EXCERPT:

------------

RIAA: Google’s China Hack Ought to Make it Help Fight Piracy

RIAA: Google’s China Hack Ought to Make it Help Fight Piracy

RIAA CEO Mitch Bainwol makes the extraordinary leap in thought by comparing hacker attempts to steal source code and spy on the gMail accounts of human rights activists to the RIAA’s battle with illegal P2P.

The RIAA is always good for a few laughs, oftentimes going to extreme lengths to try and convince the public and businesses alike that P2P is the scourge of the Earth.

A casual example occurred just the other day when it and the MPAA jumped at the chance to reiterate the FTC’s warnings to 100 unnamed organizations that personal information, including sensitive data about customers and/or employees, is available in on P2P networks, emphasizing the fact that the “abuse of P2P technology” is putting people at risk.

However, the latest and greatest op-ed released by the RIAA has to take the cake. In it Bainwol tries to intertwine the recent attempted hack into the gMail accounts of human rights activists and theft of the company’s source code, which it dubs as intellectual property in the same vein as music, with its efforts to fight intellectual property “theft” on P2P networks.

------------

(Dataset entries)
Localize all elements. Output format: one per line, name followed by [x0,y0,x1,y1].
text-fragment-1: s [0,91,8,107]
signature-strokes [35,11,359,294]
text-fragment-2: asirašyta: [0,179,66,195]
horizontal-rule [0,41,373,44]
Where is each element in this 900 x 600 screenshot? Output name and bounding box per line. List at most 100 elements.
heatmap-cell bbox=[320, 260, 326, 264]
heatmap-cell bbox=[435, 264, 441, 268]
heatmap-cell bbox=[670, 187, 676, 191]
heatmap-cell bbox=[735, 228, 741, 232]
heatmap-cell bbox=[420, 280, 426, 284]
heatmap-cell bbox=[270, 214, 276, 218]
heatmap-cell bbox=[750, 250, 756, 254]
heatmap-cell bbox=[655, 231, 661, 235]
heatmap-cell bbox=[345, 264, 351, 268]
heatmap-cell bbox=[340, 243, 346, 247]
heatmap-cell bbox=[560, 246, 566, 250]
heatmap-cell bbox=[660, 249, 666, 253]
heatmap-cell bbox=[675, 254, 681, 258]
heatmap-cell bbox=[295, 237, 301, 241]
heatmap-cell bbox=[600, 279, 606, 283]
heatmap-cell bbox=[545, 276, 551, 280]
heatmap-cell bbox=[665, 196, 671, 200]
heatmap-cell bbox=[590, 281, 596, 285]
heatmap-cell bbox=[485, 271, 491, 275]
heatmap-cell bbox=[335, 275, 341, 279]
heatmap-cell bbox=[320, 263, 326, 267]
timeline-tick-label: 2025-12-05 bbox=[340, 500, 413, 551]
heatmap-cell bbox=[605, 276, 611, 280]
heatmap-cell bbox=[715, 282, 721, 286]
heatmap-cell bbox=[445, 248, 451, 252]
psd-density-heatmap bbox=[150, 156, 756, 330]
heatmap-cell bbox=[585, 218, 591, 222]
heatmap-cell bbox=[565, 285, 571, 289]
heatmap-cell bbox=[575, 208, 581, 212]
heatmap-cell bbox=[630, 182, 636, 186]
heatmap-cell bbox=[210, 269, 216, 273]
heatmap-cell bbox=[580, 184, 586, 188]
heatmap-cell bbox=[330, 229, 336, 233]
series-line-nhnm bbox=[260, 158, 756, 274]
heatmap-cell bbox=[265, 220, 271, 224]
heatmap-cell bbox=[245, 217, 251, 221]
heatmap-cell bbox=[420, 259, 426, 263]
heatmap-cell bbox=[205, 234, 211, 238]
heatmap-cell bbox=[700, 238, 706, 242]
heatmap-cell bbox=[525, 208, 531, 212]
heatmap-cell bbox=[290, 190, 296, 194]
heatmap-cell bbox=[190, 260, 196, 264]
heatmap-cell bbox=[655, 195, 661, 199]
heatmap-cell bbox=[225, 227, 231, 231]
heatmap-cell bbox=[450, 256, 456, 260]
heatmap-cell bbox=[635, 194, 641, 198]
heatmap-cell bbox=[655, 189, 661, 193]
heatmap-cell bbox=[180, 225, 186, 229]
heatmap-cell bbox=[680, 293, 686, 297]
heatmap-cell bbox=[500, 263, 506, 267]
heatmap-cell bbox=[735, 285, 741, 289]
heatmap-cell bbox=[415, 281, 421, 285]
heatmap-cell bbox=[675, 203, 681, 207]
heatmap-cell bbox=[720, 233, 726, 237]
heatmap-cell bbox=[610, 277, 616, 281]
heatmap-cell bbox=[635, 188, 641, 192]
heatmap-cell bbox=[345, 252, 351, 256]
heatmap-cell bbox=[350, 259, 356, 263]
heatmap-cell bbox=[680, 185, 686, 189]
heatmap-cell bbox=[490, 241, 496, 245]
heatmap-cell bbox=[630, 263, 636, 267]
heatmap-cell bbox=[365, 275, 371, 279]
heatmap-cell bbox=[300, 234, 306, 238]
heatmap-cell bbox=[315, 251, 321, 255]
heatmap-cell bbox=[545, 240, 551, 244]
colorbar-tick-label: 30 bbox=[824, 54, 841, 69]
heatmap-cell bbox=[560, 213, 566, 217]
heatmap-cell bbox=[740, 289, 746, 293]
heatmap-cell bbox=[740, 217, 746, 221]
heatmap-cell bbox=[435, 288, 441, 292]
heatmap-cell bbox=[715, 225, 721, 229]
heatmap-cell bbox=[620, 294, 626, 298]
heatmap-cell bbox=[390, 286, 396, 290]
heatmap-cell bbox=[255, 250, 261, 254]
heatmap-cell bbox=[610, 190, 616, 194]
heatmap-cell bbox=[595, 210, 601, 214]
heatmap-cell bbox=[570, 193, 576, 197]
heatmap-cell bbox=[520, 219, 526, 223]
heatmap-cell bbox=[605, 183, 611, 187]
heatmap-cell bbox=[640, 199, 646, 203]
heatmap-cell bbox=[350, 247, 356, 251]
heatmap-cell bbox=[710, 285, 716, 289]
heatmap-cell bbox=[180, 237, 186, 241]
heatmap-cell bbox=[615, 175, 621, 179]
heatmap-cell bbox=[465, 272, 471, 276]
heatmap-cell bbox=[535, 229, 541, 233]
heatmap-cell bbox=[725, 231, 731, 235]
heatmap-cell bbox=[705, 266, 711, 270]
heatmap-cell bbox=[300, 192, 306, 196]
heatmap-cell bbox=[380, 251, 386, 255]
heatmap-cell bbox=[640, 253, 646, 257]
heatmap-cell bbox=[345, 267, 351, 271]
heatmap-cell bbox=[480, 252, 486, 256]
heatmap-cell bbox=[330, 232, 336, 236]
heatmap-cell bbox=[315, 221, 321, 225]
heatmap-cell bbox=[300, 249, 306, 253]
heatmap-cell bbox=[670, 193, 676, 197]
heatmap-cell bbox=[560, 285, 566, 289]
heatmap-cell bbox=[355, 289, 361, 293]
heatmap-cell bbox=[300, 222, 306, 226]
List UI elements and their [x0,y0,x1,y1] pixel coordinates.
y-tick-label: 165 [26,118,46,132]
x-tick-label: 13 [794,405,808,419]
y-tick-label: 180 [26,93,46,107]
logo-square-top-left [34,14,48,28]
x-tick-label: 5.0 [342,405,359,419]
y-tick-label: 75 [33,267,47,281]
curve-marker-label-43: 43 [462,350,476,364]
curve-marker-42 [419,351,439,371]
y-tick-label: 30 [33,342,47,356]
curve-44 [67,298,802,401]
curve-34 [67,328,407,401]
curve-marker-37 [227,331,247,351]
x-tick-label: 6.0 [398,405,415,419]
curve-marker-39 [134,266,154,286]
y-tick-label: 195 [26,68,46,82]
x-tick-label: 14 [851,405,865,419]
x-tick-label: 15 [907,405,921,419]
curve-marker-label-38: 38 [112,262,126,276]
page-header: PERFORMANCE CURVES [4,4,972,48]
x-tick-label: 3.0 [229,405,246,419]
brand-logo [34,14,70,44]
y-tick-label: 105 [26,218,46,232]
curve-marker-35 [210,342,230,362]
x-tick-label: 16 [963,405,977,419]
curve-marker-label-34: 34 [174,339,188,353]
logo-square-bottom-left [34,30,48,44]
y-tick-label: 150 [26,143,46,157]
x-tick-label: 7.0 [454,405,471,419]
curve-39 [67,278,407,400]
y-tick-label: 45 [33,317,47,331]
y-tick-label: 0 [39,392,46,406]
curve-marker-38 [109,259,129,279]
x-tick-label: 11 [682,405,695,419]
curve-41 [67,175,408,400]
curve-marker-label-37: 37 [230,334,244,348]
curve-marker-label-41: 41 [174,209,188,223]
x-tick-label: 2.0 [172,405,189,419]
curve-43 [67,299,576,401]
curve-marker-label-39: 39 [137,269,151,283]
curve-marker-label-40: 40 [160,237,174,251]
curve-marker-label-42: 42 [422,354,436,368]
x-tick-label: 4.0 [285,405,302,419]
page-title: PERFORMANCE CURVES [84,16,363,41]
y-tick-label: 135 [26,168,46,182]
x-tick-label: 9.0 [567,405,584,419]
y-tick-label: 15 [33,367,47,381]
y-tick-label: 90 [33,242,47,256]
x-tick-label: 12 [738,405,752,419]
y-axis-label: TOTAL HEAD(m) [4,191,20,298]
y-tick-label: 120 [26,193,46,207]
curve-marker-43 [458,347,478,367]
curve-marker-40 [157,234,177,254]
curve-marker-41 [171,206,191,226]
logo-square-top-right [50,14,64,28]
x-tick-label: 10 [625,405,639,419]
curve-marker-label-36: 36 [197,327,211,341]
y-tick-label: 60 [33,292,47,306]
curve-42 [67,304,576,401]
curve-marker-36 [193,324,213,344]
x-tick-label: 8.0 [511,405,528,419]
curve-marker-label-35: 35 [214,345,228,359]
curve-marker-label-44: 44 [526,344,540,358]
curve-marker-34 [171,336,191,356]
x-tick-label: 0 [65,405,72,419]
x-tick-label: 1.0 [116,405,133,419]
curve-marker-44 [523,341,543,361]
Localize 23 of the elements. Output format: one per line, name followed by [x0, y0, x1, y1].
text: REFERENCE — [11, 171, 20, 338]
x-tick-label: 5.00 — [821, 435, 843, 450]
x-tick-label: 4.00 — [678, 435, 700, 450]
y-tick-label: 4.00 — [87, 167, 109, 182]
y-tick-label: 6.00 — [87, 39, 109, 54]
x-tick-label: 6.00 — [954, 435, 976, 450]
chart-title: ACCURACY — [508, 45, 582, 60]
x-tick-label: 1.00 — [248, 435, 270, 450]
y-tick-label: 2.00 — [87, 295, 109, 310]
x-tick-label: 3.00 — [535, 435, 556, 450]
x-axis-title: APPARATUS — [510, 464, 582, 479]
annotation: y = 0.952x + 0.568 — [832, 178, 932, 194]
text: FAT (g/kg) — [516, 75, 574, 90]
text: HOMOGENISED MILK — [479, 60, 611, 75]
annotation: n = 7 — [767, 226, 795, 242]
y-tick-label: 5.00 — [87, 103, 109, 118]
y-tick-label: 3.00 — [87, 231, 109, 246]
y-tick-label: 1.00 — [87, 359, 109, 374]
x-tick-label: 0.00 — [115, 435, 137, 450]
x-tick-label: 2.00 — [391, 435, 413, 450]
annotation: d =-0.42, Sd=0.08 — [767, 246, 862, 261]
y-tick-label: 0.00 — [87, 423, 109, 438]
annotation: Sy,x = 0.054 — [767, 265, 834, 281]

------------

WORK REQUEST 1:
In the article on the RIAA and Google, how many unnamed organizations received the FTC's warnings?
WORK REQUEST 2:
Reproduce the part of the article on the RIAA and Google that begins at the words "The RIAA is" and stops after the words "of the Earth.".

WORKED SOLUTION 1:
100

WORKED SOLUTION 2:
The RIAA is always good for a few laughs, oftentimes going to extreme lengths to try and convince the public and businesses alike that P2P is the scourge of the Earth.